WRITTEN EXERCISE ->
Reproduce the data below word for word, from its first line up to and including the line with "legend-swatch bbox=[241, 532, 279, 548]".

RECORD SET ->
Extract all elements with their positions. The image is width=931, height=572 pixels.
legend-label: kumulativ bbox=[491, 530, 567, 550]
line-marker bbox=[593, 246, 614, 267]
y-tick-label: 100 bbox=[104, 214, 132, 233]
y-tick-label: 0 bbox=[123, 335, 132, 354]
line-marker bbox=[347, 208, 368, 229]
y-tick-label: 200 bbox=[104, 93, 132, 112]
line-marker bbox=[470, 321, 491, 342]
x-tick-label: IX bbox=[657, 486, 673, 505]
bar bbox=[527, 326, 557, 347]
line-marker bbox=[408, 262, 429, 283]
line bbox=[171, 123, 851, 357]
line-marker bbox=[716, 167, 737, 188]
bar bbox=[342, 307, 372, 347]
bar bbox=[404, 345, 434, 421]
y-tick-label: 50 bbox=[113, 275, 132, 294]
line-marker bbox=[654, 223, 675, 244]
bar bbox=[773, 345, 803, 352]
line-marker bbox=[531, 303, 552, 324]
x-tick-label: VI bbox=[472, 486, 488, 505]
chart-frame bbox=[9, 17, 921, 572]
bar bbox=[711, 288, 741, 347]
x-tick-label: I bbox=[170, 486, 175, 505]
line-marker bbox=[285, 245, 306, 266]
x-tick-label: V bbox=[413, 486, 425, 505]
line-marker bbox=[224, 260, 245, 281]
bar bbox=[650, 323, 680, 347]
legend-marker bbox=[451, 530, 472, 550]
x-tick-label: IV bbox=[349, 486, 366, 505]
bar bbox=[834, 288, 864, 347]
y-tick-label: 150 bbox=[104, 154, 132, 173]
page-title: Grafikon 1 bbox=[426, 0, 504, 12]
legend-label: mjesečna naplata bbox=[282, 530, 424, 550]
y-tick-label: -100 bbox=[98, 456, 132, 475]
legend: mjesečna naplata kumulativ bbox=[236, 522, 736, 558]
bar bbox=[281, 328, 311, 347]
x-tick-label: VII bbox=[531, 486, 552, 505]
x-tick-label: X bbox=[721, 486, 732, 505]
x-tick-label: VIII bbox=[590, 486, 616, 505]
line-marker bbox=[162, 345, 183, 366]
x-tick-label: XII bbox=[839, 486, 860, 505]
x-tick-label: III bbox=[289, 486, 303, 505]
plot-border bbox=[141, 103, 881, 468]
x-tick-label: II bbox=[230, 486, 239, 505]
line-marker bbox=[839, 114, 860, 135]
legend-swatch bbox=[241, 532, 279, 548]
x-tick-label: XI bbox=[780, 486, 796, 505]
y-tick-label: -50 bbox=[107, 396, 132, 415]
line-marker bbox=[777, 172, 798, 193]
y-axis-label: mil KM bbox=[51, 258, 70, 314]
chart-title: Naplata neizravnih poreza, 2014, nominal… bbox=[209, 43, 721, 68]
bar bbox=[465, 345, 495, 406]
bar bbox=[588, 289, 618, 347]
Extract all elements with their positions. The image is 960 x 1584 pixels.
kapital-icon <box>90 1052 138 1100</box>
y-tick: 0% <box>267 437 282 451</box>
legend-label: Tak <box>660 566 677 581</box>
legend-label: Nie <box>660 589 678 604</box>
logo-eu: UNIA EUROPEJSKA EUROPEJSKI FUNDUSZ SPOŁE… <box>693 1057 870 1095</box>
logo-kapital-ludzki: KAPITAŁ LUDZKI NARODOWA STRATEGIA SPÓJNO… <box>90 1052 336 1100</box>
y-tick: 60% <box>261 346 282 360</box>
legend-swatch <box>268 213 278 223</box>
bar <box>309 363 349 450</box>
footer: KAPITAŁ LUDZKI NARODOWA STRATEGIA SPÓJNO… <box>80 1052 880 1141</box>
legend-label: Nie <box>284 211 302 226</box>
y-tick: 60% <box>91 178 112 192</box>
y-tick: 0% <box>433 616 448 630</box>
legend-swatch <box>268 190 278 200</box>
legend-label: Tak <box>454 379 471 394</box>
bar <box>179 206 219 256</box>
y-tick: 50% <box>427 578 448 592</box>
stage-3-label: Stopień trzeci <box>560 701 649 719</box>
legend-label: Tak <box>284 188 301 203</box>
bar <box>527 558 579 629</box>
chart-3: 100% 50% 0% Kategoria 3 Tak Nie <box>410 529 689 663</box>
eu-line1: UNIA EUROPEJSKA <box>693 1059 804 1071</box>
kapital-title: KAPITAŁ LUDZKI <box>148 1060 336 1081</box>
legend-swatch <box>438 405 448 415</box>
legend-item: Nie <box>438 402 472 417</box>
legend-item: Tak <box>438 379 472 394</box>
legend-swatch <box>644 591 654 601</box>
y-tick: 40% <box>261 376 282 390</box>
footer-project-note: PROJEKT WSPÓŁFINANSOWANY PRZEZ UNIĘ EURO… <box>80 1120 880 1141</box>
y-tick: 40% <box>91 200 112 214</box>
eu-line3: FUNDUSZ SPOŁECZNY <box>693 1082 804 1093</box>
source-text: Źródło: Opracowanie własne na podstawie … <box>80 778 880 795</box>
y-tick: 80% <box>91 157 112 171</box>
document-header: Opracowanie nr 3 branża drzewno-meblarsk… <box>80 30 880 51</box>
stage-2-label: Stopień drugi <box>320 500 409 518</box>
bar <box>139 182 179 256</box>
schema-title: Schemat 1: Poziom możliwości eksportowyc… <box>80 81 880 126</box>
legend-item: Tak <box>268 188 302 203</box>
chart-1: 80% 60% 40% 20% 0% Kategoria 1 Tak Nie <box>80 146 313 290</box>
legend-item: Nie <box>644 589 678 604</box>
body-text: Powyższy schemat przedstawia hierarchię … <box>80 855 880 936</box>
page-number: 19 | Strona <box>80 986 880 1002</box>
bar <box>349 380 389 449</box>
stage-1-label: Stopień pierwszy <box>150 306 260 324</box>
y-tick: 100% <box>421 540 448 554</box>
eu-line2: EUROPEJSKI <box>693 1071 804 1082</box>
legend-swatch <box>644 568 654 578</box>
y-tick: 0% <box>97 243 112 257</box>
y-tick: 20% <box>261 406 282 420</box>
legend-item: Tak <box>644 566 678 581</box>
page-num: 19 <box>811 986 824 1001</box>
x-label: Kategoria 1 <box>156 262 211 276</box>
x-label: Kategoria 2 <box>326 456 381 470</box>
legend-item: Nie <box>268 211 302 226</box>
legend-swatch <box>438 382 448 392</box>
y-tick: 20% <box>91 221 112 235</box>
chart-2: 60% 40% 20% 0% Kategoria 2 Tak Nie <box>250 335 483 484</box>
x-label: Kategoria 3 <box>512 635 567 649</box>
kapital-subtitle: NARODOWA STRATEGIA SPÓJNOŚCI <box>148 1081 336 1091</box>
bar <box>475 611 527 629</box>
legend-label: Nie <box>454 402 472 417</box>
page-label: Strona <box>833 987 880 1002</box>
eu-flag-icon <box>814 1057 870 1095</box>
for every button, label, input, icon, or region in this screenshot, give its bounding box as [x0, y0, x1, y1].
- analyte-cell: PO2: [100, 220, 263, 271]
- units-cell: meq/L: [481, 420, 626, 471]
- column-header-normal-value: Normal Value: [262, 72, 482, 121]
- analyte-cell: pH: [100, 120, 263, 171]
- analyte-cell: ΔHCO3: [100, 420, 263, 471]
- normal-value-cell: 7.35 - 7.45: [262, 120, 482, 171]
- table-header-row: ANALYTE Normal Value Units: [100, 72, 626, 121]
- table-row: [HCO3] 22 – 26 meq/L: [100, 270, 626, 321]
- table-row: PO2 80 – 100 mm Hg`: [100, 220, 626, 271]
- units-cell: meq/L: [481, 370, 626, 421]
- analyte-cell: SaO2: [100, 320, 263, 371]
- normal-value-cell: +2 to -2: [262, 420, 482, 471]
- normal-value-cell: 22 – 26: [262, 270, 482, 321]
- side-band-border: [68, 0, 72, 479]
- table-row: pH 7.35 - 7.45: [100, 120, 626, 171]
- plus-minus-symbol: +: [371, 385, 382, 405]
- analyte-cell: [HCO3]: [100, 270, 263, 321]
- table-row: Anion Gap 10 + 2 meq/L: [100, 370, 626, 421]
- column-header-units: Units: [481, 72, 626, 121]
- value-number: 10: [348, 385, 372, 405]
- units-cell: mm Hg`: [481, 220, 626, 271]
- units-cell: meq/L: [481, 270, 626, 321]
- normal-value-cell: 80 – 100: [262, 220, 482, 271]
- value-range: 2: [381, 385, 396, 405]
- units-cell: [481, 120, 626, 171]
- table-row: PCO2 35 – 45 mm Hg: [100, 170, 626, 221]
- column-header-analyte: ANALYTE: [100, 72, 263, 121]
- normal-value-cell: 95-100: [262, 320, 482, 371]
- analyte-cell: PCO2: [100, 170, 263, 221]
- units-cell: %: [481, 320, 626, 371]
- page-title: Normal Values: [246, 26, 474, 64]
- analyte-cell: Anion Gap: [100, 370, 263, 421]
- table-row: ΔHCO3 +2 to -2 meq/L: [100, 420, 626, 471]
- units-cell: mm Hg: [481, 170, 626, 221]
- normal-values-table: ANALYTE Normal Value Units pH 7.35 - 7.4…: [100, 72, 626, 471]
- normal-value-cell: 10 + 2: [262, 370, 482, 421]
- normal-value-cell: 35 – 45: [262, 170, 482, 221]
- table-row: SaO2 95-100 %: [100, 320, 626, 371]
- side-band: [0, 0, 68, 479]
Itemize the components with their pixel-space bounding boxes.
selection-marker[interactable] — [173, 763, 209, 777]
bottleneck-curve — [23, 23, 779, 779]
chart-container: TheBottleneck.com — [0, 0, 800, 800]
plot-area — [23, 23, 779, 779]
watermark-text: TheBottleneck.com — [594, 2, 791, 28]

PROBLEM SOLUTION ->
Extract all elements with their positions. The image is width=931, height=572 pixels.
legend-label: kumulativ bbox=[491, 530, 567, 550]
line-marker bbox=[593, 246, 614, 267]
y-tick-label: 100 bbox=[104, 214, 132, 233]
y-tick-label: 0 bbox=[123, 335, 132, 354]
line-marker bbox=[347, 208, 368, 229]
y-tick-label: 200 bbox=[104, 93, 132, 112]
line-marker bbox=[470, 321, 491, 342]
x-tick-label: IX bbox=[657, 486, 673, 505]
bar bbox=[527, 326, 557, 347]
line-marker bbox=[408, 262, 429, 283]
line bbox=[171, 123, 851, 357]
line-marker bbox=[716, 167, 737, 188]
bar bbox=[342, 307, 372, 347]
bar bbox=[404, 345, 434, 421]
y-tick-label: 50 bbox=[113, 275, 132, 294]
line-marker bbox=[654, 223, 675, 244]
bar bbox=[773, 345, 803, 352]
line-marker bbox=[531, 303, 552, 324]
x-tick-label: VI bbox=[472, 486, 488, 505]
chart-frame bbox=[9, 17, 921, 572]
bar bbox=[711, 288, 741, 347]
x-tick-label: I bbox=[170, 486, 175, 505]
line-marker bbox=[285, 245, 306, 266]
x-tick-label: V bbox=[413, 486, 425, 505]
line-marker bbox=[224, 260, 245, 281]
bar bbox=[650, 323, 680, 347]
legend-marker bbox=[451, 530, 472, 550]
x-tick-label: IV bbox=[349, 486, 366, 505]
bar bbox=[834, 288, 864, 347]
y-tick-label: 150 bbox=[104, 154, 132, 173]
page-title: Grafikon 1 bbox=[426, 0, 504, 12]
legend-label: mjesečna naplata bbox=[282, 530, 424, 550]
y-tick-label: -100 bbox=[98, 456, 132, 475]
legend: mjesečna naplata kumulativ bbox=[236, 522, 736, 558]
bar bbox=[281, 328, 311, 347]
x-tick-label: VII bbox=[531, 486, 552, 505]
x-tick-label: X bbox=[721, 486, 732, 505]
x-tick-label: VIII bbox=[590, 486, 616, 505]
line-marker bbox=[162, 345, 183, 366]
x-tick-label: XII bbox=[839, 486, 860, 505]
x-tick-label: III bbox=[289, 486, 303, 505]
plot-border bbox=[141, 103, 881, 468]
x-tick-label: II bbox=[230, 486, 239, 505]
line-marker bbox=[839, 114, 860, 135]
legend-swatch bbox=[241, 532, 279, 548]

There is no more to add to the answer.